■ THE TASK: Copy the records from the very first line through the line containing "The tubular screw", inclusive, and reproduce each of those lines unchanged.

■ RAW DATA:
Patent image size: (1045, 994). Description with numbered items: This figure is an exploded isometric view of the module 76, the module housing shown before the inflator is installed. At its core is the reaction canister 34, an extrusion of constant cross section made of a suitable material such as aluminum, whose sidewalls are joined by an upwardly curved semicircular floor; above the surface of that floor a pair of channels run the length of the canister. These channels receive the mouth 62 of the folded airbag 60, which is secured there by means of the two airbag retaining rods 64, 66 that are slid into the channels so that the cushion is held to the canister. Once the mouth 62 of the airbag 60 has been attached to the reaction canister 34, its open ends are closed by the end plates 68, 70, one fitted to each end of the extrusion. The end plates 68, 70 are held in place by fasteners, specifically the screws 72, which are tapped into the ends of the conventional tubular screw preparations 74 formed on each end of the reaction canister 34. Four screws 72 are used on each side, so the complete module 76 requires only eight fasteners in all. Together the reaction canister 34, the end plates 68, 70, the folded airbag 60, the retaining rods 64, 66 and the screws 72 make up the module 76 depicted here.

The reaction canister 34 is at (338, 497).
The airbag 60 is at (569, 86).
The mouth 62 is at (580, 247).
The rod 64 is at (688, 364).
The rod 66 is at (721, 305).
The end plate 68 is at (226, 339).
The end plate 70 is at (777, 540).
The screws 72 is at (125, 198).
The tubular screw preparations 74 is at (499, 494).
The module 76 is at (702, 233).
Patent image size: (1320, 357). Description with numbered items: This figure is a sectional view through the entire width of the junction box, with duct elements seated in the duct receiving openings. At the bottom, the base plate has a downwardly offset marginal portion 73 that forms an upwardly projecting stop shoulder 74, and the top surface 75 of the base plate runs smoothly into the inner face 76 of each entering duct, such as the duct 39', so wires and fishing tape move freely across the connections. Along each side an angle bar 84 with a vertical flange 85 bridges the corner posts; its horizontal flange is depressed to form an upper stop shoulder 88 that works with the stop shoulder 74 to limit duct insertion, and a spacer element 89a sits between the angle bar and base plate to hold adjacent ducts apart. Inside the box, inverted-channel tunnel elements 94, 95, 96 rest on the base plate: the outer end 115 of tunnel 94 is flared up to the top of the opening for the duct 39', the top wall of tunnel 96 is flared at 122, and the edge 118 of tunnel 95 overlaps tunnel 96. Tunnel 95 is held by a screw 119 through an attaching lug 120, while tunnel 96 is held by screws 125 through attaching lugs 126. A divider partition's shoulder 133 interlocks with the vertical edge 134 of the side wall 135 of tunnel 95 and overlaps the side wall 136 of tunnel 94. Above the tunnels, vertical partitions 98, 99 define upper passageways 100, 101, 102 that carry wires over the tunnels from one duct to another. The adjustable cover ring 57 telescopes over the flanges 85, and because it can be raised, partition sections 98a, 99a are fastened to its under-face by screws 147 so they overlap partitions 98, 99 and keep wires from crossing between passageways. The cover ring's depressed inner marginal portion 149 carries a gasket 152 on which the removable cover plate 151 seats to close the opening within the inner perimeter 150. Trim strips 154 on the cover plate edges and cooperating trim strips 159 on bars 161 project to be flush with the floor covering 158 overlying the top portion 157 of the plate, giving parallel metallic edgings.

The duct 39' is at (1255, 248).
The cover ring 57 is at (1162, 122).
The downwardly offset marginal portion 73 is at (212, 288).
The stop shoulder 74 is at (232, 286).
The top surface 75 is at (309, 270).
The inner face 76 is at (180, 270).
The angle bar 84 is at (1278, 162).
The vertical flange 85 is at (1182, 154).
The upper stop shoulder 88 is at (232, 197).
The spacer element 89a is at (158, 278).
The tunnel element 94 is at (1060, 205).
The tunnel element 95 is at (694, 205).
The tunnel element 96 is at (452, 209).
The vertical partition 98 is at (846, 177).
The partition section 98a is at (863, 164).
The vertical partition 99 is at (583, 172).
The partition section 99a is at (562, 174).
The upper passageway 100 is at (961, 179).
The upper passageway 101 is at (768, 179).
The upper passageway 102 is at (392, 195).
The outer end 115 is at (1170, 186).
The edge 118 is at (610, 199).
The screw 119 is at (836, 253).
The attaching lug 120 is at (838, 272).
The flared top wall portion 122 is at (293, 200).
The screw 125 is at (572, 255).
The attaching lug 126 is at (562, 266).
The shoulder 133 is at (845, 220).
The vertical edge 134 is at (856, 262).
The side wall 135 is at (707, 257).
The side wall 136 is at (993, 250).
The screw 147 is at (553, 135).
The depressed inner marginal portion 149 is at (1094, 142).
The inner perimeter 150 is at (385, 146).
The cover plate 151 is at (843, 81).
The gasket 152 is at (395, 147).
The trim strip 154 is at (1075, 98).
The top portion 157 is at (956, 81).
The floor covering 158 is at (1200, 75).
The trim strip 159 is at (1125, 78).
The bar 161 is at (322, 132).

■ ANSWER TO THE EXERCISE:
Patent image size: (1045, 994). Description with numbered items: This figure is an exploded isometric view of the module 76, the module housing shown before the inflator is installed. At its core is the reaction canister 34, an extrusion of constant cross section made of a suitable material such as aluminum, whose sidewalls are joined by an upwardly curved semicircular floor; above the surface of that floor a pair of channels run the length of the canister. These channels receive the mouth 62 of the folded airbag 60, which is secured there by means of the two airbag retaining rods 64, 66 that are slid into the channels so that the cushion is held to the canister. Once the mouth 62 of the airbag 60 has been attached to the reaction canister 34, its open ends are closed by the end plates 68, 70, one fitted to each end of the extrusion. The end plates 68, 70 are held in place by fasteners, specifically the screws 72, which are tapped into the ends of the conventional tubular screw preparations 74 formed on each end of the reaction canister 34. Four screws 72 are used on each side, so the complete module 76 requires only eight fasteners in all. Together the reaction canister 34, the end plates 68, 70, the folded airbag 60, the retaining rods 64, 66 and the screws 72 make up the module 76 depicted here.

The reaction canister 34 is at (338, 497).
The airbag 60 is at (569, 86).
The mouth 62 is at (580, 247).
The rod 64 is at (688, 364).
The rod 66 is at (721, 305).
The end plate 68 is at (226, 339).
The end plate 70 is at (777, 540).
The screws 72 is at (125, 198).
The tubular screw preparations 74 is at (499, 494).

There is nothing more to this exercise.